━━━━━ Supplied records ━━━━━
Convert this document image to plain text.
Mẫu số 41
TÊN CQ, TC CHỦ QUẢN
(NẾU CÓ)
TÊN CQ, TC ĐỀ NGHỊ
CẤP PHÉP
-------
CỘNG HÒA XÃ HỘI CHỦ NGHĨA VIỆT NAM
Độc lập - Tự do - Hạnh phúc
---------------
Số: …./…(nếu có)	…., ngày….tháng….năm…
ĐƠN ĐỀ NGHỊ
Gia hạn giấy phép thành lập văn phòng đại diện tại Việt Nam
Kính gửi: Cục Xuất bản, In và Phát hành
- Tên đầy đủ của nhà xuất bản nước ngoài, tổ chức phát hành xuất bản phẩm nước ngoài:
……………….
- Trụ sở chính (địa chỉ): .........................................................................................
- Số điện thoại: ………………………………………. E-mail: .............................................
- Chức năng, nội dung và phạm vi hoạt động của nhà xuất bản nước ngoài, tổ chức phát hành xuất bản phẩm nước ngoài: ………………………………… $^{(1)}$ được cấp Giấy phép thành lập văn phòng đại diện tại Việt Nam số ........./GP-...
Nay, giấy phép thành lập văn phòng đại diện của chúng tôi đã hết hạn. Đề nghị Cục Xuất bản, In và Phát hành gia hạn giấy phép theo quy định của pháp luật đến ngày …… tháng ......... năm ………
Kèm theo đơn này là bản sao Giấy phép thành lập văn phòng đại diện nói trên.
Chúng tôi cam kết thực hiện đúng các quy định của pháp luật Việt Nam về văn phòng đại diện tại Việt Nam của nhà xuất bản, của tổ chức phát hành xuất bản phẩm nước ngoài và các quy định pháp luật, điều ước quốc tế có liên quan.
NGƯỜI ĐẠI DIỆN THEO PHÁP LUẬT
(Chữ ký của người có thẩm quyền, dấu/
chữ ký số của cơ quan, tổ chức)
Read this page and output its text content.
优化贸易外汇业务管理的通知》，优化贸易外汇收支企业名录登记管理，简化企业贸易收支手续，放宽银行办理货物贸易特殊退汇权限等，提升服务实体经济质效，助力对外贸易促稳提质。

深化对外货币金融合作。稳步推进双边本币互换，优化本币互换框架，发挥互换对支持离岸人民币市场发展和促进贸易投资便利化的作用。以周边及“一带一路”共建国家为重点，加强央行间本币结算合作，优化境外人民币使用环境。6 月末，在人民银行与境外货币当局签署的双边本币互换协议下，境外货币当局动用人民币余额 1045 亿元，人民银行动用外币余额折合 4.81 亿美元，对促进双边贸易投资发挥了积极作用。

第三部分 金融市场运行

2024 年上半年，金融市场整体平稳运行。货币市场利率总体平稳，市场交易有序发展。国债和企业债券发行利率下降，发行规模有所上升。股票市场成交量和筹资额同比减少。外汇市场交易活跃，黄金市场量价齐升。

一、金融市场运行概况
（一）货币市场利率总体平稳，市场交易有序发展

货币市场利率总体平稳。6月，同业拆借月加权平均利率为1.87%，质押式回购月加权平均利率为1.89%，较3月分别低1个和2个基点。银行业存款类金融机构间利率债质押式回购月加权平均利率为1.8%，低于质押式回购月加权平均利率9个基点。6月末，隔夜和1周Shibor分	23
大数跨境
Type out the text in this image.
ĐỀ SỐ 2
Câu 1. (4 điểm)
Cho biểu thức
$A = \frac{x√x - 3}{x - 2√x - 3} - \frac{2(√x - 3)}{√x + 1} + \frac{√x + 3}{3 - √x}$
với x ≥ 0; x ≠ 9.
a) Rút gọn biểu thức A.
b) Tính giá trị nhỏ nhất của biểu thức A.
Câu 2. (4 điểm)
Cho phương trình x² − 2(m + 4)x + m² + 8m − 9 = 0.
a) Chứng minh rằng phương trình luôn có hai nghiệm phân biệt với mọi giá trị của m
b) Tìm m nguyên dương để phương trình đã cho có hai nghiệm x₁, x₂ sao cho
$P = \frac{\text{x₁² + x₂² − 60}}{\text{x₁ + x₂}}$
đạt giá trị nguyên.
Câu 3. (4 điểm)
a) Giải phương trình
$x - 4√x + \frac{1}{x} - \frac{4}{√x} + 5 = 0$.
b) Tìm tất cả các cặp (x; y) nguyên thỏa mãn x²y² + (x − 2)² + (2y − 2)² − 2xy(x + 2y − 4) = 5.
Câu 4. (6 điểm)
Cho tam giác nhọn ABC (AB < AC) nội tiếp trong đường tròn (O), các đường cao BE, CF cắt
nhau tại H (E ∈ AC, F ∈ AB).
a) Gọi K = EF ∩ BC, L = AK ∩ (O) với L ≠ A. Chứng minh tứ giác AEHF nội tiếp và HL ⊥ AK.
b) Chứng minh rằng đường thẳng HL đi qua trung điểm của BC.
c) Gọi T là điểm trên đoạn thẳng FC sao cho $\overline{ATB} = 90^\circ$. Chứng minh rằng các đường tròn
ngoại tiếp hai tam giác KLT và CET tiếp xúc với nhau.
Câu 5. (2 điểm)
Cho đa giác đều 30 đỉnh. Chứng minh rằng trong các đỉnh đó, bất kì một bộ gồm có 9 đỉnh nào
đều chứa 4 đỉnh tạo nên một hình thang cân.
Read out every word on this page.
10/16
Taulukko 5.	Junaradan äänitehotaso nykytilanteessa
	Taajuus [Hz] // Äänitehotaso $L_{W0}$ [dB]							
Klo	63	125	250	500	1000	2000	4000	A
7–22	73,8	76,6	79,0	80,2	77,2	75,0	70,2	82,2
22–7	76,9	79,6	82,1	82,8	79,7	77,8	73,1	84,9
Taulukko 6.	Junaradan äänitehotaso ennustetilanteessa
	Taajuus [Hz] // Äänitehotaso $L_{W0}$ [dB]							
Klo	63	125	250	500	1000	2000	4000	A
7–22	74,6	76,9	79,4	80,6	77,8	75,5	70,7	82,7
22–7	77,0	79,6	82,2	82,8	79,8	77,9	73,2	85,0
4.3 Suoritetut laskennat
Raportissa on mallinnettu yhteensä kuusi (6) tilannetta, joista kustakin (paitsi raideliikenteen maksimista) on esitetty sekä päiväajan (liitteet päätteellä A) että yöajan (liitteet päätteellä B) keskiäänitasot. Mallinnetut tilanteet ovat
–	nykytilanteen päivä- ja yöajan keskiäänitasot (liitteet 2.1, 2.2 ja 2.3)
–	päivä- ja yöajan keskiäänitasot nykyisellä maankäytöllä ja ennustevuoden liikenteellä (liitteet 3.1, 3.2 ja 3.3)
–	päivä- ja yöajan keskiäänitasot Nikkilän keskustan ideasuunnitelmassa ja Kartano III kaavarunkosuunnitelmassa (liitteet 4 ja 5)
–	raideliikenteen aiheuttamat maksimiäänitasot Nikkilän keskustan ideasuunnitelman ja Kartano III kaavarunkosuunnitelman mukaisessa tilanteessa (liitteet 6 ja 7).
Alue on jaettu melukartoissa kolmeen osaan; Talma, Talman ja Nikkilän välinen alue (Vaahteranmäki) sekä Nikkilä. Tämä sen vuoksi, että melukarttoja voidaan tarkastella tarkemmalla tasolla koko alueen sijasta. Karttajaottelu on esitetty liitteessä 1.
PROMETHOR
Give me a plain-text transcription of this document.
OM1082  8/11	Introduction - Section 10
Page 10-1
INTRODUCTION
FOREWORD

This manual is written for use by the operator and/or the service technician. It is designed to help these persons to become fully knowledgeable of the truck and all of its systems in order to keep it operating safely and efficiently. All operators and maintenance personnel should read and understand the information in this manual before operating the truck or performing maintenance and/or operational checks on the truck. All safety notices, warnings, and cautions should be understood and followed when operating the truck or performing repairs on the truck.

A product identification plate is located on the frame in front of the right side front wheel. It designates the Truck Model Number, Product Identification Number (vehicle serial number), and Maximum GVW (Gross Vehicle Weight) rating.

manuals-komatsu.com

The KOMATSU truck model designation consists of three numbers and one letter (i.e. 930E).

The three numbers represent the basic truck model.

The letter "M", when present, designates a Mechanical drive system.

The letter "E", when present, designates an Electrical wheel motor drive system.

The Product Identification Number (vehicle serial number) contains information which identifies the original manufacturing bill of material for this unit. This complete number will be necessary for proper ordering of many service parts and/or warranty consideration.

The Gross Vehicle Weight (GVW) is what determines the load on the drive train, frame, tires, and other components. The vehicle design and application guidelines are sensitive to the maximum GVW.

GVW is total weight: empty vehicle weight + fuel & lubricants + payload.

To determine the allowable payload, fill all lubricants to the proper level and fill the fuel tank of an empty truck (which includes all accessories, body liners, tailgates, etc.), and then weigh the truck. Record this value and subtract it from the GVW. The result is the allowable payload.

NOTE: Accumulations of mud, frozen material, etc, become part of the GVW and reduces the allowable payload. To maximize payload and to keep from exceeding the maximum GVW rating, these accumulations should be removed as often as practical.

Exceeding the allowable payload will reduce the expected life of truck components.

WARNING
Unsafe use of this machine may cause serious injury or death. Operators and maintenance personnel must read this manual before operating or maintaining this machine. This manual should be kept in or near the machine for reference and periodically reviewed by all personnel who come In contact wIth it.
━━━━━
#### What the task asks:
Only the number is needed here: how many lines of the records contain "tháng"?

#### Exercise solution:
2